── Data excerpts ──
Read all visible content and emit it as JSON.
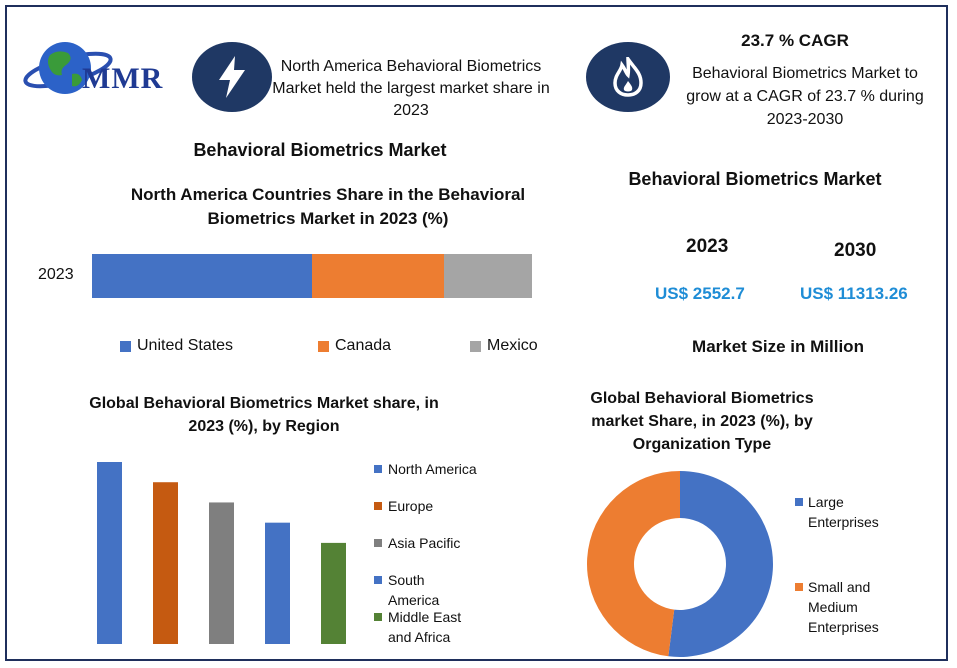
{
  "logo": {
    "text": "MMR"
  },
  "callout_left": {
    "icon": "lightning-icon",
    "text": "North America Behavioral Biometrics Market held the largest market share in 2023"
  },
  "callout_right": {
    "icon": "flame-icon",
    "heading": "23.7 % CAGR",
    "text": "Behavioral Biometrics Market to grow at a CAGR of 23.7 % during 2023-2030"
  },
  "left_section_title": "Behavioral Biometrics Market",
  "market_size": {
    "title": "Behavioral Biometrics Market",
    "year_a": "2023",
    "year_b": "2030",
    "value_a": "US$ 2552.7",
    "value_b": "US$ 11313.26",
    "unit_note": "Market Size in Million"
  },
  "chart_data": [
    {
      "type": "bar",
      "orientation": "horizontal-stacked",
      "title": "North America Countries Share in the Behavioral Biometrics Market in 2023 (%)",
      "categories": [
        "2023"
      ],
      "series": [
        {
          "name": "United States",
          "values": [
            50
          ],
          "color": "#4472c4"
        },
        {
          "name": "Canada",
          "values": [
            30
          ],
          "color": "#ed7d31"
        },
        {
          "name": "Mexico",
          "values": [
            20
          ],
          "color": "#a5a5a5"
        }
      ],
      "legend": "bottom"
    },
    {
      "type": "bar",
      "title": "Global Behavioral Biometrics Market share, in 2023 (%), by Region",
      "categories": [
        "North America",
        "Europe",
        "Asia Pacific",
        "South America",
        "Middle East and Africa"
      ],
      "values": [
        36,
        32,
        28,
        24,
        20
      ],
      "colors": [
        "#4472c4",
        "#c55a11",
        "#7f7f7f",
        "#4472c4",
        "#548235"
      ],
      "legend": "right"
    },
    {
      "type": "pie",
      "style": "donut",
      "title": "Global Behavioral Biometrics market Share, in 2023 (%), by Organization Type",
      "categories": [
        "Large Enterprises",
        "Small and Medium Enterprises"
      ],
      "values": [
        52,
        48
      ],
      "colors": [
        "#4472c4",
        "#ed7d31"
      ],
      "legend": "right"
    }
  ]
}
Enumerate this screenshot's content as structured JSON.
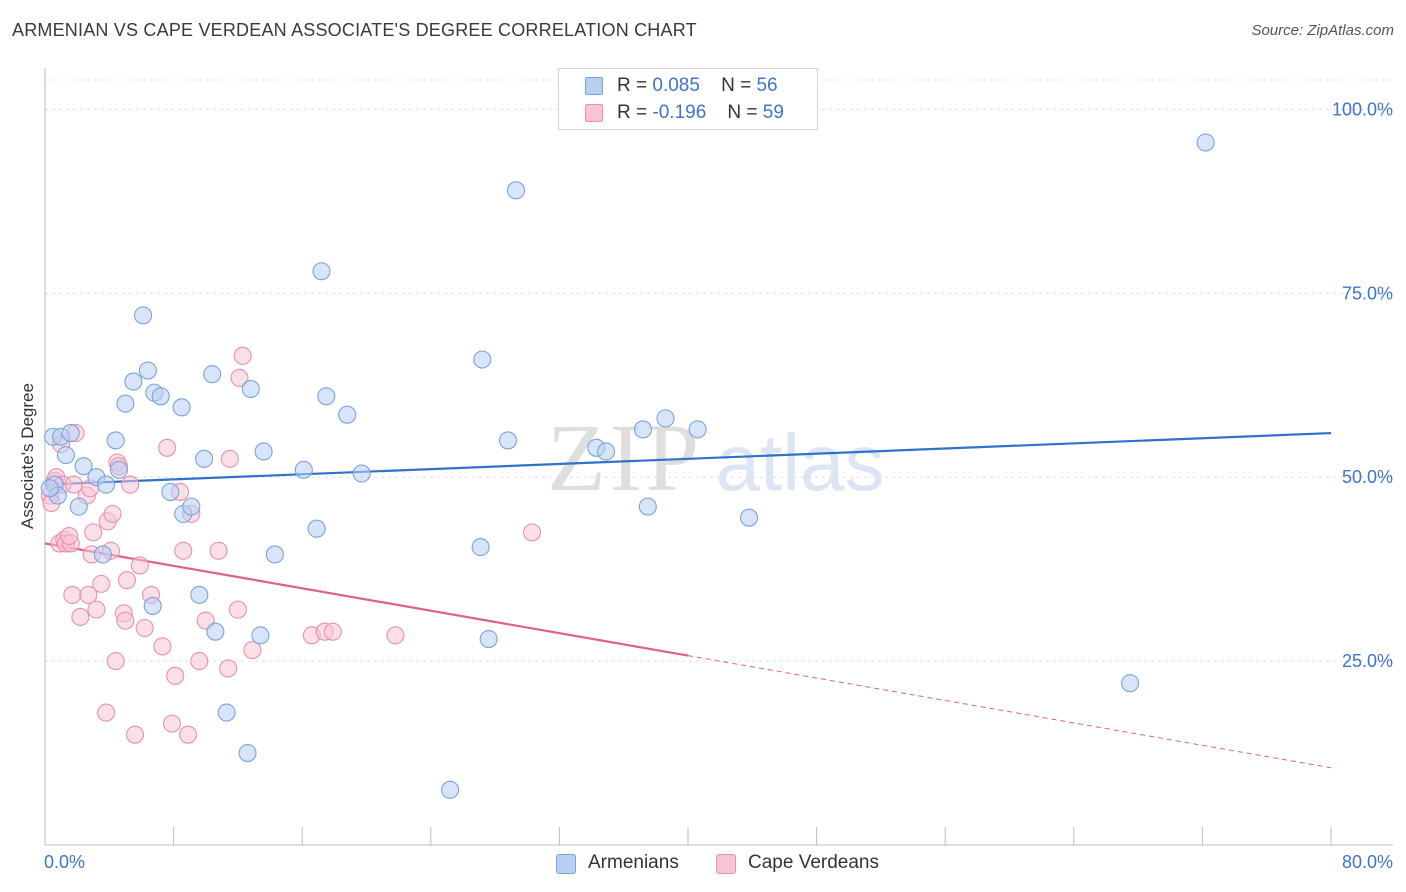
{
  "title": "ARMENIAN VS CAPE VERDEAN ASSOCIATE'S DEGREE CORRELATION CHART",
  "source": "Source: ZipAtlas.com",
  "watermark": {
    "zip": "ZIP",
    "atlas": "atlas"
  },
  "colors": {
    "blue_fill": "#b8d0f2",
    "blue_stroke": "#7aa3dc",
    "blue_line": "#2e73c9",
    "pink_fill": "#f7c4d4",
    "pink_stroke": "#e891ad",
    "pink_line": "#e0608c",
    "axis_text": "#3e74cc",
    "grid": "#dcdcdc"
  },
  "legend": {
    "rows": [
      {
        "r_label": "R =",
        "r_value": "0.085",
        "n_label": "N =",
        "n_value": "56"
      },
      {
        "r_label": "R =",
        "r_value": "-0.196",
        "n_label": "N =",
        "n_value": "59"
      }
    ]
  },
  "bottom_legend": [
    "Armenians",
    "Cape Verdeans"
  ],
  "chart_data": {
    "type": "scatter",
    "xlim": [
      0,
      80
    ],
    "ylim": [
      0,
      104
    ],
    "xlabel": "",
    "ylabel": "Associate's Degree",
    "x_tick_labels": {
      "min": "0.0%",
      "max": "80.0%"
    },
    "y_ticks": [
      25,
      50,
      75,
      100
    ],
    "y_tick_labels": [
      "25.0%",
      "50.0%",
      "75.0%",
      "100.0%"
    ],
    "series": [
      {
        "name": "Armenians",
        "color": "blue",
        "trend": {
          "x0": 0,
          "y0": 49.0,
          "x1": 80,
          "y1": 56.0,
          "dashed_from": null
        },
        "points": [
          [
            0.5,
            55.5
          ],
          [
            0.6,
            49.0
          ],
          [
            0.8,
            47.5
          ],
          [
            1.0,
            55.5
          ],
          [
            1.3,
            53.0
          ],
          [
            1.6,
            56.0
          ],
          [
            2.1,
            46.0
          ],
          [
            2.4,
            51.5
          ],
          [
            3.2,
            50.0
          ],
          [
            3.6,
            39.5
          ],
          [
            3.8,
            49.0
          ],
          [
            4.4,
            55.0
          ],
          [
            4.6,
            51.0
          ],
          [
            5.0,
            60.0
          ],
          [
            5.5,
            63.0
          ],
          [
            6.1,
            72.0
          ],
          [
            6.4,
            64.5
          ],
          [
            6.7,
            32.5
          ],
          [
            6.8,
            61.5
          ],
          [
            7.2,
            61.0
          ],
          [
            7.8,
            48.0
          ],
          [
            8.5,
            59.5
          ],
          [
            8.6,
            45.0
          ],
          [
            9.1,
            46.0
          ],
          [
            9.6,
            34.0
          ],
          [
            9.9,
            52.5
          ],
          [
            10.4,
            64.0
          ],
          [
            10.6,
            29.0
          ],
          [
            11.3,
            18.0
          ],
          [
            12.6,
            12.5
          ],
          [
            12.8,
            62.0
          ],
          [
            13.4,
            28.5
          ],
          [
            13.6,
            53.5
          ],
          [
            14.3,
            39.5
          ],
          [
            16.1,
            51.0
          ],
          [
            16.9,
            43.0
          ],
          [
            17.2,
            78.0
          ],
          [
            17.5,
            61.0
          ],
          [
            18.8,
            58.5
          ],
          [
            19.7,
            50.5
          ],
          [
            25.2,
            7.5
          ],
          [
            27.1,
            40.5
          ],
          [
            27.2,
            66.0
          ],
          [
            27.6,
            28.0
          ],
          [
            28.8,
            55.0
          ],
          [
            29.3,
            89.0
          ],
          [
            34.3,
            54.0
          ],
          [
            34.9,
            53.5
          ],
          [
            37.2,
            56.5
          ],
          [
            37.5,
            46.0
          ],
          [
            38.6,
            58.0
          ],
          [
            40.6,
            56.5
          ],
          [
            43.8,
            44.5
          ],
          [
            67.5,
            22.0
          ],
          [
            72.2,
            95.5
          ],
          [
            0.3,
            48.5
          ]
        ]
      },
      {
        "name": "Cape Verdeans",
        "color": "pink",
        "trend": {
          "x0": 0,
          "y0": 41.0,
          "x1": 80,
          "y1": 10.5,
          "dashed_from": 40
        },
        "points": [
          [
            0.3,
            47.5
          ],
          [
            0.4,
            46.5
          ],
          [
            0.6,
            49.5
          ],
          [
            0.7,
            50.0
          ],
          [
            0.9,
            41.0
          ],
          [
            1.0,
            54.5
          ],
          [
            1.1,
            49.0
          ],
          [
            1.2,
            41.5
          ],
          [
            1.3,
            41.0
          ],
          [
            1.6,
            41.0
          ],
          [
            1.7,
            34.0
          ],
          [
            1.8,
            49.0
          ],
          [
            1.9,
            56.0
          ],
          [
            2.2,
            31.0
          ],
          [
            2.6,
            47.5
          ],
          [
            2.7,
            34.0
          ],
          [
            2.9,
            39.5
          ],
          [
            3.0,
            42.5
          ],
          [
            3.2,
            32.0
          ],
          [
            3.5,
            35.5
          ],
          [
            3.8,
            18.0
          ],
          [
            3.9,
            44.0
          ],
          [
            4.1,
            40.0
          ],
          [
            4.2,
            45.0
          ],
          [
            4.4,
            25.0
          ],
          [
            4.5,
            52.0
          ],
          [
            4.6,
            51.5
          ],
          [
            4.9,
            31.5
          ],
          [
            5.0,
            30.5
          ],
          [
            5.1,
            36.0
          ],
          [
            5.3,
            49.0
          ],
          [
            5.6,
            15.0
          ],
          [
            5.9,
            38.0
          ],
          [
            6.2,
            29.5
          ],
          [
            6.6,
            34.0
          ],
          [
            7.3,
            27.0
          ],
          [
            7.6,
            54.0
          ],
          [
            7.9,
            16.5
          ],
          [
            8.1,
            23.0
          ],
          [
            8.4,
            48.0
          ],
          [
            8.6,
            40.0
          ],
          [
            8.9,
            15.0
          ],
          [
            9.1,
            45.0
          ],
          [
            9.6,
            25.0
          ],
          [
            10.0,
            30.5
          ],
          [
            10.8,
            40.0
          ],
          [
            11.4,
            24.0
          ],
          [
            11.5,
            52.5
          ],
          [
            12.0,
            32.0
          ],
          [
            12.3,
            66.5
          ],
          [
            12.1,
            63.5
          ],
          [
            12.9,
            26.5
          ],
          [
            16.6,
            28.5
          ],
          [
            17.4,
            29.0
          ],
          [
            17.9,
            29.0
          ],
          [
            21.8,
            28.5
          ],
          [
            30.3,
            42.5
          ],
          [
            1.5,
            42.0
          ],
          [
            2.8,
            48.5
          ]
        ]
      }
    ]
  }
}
───
── Data excerpts ──
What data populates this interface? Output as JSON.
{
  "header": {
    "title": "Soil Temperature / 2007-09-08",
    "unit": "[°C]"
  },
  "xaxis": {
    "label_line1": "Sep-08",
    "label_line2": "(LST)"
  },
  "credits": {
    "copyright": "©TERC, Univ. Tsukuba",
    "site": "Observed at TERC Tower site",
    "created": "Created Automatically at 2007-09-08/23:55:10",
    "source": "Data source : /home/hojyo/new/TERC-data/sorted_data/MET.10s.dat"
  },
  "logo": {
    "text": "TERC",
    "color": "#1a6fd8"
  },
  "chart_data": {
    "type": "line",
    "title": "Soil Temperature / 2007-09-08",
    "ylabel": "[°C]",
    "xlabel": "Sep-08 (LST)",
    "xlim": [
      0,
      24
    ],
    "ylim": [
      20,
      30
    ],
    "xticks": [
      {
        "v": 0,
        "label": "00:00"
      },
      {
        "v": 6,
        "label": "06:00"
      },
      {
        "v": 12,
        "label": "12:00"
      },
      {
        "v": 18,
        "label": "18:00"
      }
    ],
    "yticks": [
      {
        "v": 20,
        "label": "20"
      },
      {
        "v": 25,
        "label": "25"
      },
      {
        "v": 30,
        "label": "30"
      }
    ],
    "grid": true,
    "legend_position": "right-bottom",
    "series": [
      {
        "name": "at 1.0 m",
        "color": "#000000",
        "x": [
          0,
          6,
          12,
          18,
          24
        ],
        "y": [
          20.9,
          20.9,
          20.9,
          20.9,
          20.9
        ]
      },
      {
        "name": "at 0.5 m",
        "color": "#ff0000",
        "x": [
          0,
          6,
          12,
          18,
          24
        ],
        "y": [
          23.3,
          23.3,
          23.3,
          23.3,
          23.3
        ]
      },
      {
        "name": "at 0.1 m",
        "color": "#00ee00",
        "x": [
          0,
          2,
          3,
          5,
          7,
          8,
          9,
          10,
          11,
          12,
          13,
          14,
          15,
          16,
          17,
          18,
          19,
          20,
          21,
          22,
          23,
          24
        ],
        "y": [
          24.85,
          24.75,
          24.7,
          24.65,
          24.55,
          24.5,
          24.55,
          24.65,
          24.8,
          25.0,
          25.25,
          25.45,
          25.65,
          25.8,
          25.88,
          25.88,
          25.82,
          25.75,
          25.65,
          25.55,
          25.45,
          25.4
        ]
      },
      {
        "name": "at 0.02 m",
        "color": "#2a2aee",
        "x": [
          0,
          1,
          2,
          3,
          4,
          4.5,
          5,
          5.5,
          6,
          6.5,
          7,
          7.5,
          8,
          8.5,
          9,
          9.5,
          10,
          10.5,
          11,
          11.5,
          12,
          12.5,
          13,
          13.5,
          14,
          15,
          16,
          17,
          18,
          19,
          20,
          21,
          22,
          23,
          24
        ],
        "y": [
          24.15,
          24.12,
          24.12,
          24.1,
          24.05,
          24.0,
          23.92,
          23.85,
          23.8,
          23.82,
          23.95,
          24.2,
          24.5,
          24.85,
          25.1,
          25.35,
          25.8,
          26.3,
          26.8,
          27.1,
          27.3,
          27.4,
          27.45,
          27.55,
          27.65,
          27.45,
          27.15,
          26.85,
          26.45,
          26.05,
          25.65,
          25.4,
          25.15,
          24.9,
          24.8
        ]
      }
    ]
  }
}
───
What is required: Look over the material above and show each line where "Biometrics" appears.

Result for this task:
    "text": "North America Behavioral Biometrics Market held the largest market share in 2023"
    "text": "Behavioral Biometrics Market to grow at a CAGR of 23.7 % during 2023-2030"
  "left_section_title": "Behavioral Biometrics Market",
    "title": "Behavioral Biometrics Market",
      "title": "North America Countries Share in the Behavioral Biometrics Market in 2023 (%)",
      "title": "Global Behavioral Biometrics Market share, in 2023 (%), by Region",
      "title": "Global Behavioral Biometrics market Share, in 2023 (%), by Organization Type",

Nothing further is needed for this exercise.